Record set:
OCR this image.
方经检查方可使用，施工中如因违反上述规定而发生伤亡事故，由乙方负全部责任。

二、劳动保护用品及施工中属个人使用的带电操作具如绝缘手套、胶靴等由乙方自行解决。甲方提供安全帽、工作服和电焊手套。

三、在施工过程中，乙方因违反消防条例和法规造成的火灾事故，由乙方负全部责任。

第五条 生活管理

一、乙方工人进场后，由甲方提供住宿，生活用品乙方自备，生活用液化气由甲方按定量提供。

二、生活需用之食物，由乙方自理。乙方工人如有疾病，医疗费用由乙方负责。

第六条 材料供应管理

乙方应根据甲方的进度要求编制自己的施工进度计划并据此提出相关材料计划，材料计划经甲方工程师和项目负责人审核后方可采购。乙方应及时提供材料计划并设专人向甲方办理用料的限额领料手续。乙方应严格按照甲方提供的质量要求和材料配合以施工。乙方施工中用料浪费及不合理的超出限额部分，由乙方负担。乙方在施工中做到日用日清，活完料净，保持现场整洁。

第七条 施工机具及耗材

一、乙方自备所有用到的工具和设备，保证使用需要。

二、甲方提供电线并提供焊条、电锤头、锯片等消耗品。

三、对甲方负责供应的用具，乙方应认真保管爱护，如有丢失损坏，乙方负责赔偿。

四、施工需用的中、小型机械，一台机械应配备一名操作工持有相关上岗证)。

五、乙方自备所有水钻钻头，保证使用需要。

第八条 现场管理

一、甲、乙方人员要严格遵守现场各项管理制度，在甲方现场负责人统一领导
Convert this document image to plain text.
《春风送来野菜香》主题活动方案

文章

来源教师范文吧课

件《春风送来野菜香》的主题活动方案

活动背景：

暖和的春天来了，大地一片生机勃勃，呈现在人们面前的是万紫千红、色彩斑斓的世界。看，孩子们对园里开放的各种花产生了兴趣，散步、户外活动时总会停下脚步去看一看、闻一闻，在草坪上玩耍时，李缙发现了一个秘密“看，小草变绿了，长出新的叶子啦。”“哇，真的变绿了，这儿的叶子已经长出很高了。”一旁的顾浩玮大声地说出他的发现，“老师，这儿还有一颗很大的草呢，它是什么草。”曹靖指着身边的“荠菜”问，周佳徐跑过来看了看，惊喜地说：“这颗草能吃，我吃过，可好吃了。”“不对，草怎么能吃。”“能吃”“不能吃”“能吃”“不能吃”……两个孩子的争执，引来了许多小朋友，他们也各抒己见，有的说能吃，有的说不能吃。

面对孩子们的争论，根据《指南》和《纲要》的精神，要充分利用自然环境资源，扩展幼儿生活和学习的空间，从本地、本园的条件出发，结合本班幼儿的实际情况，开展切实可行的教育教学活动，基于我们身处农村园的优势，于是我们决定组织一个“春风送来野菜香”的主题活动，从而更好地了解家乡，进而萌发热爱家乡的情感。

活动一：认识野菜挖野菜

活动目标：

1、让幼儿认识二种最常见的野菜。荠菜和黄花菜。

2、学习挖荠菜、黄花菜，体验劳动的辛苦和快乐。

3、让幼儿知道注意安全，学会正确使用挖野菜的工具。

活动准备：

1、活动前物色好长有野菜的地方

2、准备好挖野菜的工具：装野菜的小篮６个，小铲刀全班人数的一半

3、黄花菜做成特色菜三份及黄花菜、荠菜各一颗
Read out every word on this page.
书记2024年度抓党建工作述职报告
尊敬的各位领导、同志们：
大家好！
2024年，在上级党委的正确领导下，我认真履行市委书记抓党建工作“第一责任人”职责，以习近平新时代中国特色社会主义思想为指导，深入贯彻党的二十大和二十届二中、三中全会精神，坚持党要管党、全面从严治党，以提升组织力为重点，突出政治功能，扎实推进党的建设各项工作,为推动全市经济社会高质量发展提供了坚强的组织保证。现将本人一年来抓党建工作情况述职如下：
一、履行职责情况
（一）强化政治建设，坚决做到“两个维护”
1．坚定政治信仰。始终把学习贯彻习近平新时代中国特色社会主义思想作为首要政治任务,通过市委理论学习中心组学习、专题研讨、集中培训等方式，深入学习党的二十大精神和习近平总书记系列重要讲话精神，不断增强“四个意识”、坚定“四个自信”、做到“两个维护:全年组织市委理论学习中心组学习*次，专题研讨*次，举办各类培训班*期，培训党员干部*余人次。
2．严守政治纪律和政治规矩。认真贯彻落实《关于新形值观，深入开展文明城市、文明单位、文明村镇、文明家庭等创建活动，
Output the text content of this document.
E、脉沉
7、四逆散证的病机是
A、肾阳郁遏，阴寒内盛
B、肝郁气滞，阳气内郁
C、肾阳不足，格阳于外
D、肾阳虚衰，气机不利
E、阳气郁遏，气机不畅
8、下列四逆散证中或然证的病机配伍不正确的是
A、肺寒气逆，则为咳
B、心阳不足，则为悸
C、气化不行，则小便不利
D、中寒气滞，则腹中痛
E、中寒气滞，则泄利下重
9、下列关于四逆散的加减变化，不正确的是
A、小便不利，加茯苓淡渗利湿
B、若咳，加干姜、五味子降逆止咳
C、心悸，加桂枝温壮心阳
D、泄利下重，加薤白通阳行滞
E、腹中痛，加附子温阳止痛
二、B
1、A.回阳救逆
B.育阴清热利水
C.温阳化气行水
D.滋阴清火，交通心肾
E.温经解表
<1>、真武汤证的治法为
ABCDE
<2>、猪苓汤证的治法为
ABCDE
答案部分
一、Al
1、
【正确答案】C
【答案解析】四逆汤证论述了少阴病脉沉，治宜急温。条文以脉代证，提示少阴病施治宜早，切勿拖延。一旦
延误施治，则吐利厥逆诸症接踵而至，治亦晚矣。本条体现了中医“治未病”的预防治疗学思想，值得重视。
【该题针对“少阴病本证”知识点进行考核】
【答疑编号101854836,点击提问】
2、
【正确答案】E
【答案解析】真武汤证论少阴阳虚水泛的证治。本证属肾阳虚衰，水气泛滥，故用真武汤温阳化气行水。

Goal: Copy every line in the records above that contains the word "this".

Written response:
OCR this image.
Convert this document image to plain text.
Read out every word on this page.
Output the text content of this document.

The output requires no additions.